The listing below is to be output in its exact form.

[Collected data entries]
:::::
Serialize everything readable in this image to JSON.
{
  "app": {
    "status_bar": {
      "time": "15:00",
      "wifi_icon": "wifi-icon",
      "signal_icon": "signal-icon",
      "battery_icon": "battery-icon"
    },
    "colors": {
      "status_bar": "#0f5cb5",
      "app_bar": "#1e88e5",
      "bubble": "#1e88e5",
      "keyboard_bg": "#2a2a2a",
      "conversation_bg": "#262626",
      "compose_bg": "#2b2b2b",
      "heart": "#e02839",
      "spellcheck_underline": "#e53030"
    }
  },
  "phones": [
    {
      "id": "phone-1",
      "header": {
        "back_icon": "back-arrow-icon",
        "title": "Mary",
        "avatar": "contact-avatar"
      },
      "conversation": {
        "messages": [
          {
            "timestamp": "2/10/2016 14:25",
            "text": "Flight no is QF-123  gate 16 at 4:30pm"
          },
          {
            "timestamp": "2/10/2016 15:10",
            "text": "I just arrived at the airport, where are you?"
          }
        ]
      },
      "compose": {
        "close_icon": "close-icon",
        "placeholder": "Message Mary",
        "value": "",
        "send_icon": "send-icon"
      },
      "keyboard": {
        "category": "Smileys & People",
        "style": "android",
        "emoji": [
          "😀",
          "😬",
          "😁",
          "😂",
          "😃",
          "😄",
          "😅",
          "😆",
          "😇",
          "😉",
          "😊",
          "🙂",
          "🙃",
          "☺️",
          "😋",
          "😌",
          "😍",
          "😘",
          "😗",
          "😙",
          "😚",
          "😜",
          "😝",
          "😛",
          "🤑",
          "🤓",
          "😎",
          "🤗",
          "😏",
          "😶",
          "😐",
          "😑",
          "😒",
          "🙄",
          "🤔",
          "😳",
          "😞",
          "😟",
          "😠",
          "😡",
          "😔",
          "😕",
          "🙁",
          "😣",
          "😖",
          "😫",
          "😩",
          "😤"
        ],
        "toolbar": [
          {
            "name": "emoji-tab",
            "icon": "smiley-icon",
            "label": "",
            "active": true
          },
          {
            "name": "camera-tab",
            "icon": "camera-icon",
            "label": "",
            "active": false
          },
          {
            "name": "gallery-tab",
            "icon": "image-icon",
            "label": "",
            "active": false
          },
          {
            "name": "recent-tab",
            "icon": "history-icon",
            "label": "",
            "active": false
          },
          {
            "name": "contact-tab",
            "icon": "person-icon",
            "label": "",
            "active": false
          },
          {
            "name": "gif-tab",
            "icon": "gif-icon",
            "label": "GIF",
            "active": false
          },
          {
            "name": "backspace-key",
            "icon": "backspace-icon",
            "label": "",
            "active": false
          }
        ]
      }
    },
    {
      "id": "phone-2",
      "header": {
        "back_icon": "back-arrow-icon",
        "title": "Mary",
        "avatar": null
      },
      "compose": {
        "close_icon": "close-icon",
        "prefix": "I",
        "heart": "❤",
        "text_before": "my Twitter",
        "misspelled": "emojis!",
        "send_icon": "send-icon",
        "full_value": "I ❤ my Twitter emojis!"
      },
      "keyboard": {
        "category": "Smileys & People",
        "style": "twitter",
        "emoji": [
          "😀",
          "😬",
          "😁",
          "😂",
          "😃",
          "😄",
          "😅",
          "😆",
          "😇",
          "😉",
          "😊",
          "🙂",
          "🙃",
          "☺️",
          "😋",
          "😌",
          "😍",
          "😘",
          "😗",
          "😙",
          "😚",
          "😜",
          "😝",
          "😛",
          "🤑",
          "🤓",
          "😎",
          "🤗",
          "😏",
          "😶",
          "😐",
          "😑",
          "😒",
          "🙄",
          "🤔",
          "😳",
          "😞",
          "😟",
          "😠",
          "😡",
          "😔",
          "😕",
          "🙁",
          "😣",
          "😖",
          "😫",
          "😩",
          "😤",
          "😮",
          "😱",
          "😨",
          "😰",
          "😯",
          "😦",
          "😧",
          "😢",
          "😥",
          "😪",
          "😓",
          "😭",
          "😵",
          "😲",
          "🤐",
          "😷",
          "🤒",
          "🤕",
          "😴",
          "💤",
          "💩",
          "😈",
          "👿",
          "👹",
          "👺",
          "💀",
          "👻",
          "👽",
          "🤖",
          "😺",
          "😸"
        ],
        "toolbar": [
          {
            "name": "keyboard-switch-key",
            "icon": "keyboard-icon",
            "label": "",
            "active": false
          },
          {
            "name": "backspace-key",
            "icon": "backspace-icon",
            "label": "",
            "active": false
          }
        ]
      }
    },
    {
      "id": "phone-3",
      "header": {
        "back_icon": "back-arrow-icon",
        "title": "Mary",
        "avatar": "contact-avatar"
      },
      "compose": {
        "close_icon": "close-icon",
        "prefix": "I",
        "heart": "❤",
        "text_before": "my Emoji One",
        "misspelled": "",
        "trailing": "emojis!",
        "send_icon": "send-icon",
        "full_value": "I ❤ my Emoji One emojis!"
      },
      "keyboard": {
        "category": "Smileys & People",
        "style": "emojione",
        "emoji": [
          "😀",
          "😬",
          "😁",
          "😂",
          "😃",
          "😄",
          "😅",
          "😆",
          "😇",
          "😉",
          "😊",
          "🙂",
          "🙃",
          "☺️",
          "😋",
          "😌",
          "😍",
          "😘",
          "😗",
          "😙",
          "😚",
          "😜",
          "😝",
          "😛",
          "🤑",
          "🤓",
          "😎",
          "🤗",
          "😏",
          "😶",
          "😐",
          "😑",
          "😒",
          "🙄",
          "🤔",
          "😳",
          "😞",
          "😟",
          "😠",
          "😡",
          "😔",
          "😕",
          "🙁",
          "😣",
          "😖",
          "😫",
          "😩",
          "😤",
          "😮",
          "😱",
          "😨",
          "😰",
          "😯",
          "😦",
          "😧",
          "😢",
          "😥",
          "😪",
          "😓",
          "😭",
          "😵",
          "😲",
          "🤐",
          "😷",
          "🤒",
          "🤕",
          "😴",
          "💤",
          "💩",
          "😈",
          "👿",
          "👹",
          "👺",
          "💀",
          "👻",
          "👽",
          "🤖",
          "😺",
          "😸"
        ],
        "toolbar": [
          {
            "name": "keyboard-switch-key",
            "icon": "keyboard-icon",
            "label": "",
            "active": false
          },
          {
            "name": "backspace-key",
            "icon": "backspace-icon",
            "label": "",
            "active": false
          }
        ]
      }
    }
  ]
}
:::::
== REPLY TO THE EXERCISE ==
Serialize everything readable in this image to JSON.
{
  "app": {
    "status_bar": {
      "time": "15:00",
      "wifi_icon": "wifi-icon",
      "signal_icon": "signal-icon",
      "battery_icon": "battery-icon"
    },
    "colors": {
      "status_bar": "#0f5cb5",
      "app_bar": "#1e88e5",
      "bubble": "#1e88e5",
      "keyboard_bg": "#2a2a2a",
      "conversation_bg": "#262626",
      "compose_bg": "#2b2b2b",
      "heart": "#e02839",
      "spellcheck_underline": "#e53030"
    }
  },
  "phones": [
    {
      "id": "phone-1",
      "header": {
        "back_icon": "back-arrow-icon",
        "title": "Mary",
        "avatar": "contact-avatar"
      },
      "conversation": {
        "messages": [
          {
            "timestamp": "2/10/2016 14:25",
            "text": "Flight no is QF-123  gate 16 at 4:30pm"
          },
          {
            "timestamp": "2/10/2016 15:10",
            "text": "I just arrived at the airport, where are you?"
          }
        ]
      },
      "compose": {
        "close_icon": "close-icon",
        "placeholder": "Message Mary",
        "value": "",
        "send_icon": "send-icon"
      },
      "keyboard": {
        "category": "Smileys & People",
        "style": "android",
        "emoji": [
          "😀",
          "😬",
          "😁",
          "😂",
          "😃",
          "😄",
          "😅",
          "😆",
          "😇",
          "😉",
          "😊",
          "🙂",
          "🙃",
          "☺️",
          "😋",
          "😌",
          "😍",
          "😘",
          "😗",
          "😙",
          "😚",
          "😜",
          "😝",
          "😛",
          "🤑",
          "🤓",
          "😎",
          "🤗",
          "😏",
          "😶",
          "😐",
          "😑",
          "😒",
          "🙄",
          "🤔",
          "😳",
          "😞",
          "😟",
          "😠",
          "😡",
          "😔",
          "😕",
          "🙁",
          "😣",
          "😖",
          "😫",
          "😩",
          "😤"
        ],
        "toolbar": [
          {
            "name": "emoji-tab",
            "icon": "smiley-icon",
            "label": "",
            "active": true
          },
          {
            "name": "camera-tab",
            "icon": "camera-icon",
            "label": "",
            "active": false
          },
          {
            "name": "gallery-tab",
            "icon": "image-icon",
            "label": "",
            "active": false
          },
          {
            "name": "recent-tab",
            "icon": "history-icon",
            "label": "",
            "active": false
          },
          {
            "name": "contact-tab",
            "icon": "person-icon",
            "label": "",
            "active": false
          },
          {
            "name": "gif-tab",
            "icon": "gif-icon",
            "label": "GIF",
            "active": false
          },
          {
            "name": "backspace-key",
            "icon": "backspace-icon",
            "label": "",
            "active": false
          }
        ]
      }
    },
    {
      "id": "phone-2",
      "header": {
        "back_icon": "back-arrow-icon",
        "title": "Mary",
        "avatar": null
      },
      "compose": {
        "close_icon": "close-icon",
        "prefix": "I",
        "heart": "❤",
        "text_before": "my Twitter",
        "misspelled": "emojis!",
        "send_icon": "send-icon",
        "full_value": "I ❤ my Twitter emojis!"
      },
      "keyboard": {
        "category": "Smileys & People",
        "style": "twitter",
        "emoji": [
          "😀",
          "😬",
          "😁",
          "😂",
          "😃",
          "😄",
          "😅",
          "😆",
          "😇",
          "😉",
          "😊",
          "🙂",
          "🙃",
          "☺️",
          "😋",
          "😌",
          "😍",
          "😘",
          "😗",
          "😙",
          "😚",
          "😜",
          "😝",
          "😛",
          "🤑",
          "🤓",
          "😎",
          "🤗",
          "😏",
          "😶",
          "😐",
          "😑",
          "😒",
          "🙄",
          "🤔",
          "😳",
          "😞",
          "😟",
          "😠",
          "😡",
          "😔",
          "😕",
          "🙁",
          "😣",
          "😖",
          "😫",
          "😩",
          "😤",
          "😮",
          "😱",
          "😨",
          "😰",
          "😯",
          "😦",
          "😧",
          "😢",
          "😥",
          "😪",
          "😓",
          "😭",
          "😵",
          "😲",
          "🤐",
          "😷",
          "🤒",
          "🤕",
          "😴",
          "💤",
          "💩",
          "😈",
          "👿",
          "👹",
          "👺",
          "💀",
          "👻",
          "👽",
          "🤖",
          "😺",
          "😸"
        ],
        "toolbar": [
          {
            "name": "keyboard-switch-key",
            "icon": "keyboard-icon",
            "label": "",
            "active": false
          },
          {
            "name": "backspace-key",
            "icon": "backspace-icon",
            "label": "",
            "active": false
          }
        ]
      }
    },
    {
      "id": "phone-3",
      "header": {
        "back_icon": "back-arrow-icon",
        "title": "Mary",
        "avatar": "contact-avatar"
      },
      "compose": {
        "close_icon": "close-icon",
        "prefix": "I",
        "heart": "❤",
        "text_before": "my Emoji One",
        "misspelled": "",
        "trailing": "emojis!",
        "send_icon": "send-icon",
        "full_value": "I ❤ my Emoji One emojis!"
      },
      "keyboard": {
        "category": "Smileys & People",
        "style": "emojione",
        "emoji": [
          "😀",
          "😬",
          "😁",
          "😂",
          "😃",
          "😄",
          "😅",
          "😆",
          "😇",
          "😉",
          "😊",
          "🙂",
          "🙃",
          "☺️",
          "😋",
          "😌",
          "😍",
          "😘",
          "😗",
          "😙",
          "😚",
          "😜",
          "😝",
          "😛",
          "🤑",
          "🤓",
          "😎",
          "🤗",
          "😏",
          "😶",
          "😐",
          "😑",
          "😒",
          "🙄",
          "🤔",
          "😳",
          "😞",
          "😟",
          "😠",
          "😡",
          "😔",
          "😕",
          "🙁",
          "😣",
          "😖",
          "😫",
          "😩",
          "😤",
          "😮",
          "😱",
          "😨",
          "😰",
          "😯",
          "😦",
          "😧",
          "😢",
          "😥",
          "😪",
          "😓",
          "😭",
          "😵",
          "😲",
          "🤐",
          "😷",
          "🤒",
          "🤕",
          "😴",
          "💤",
          "💩",
          "😈",
          "👿",
          "👹",
          "👺",
          "💀",
          "👻",
          "👽",
          "🤖",
          "😺",
          "😸"
        ],
        "toolbar": [
          {
            "name": "keyboard-switch-key",
            "icon": "keyboard-icon",
            "label": "",
            "active": false
          },
          {
            "name": "backspace-key",
            "icon": "backspace-icon",
            "label": "",
            "active": false
          }
        ]
      }
    }
  ]
}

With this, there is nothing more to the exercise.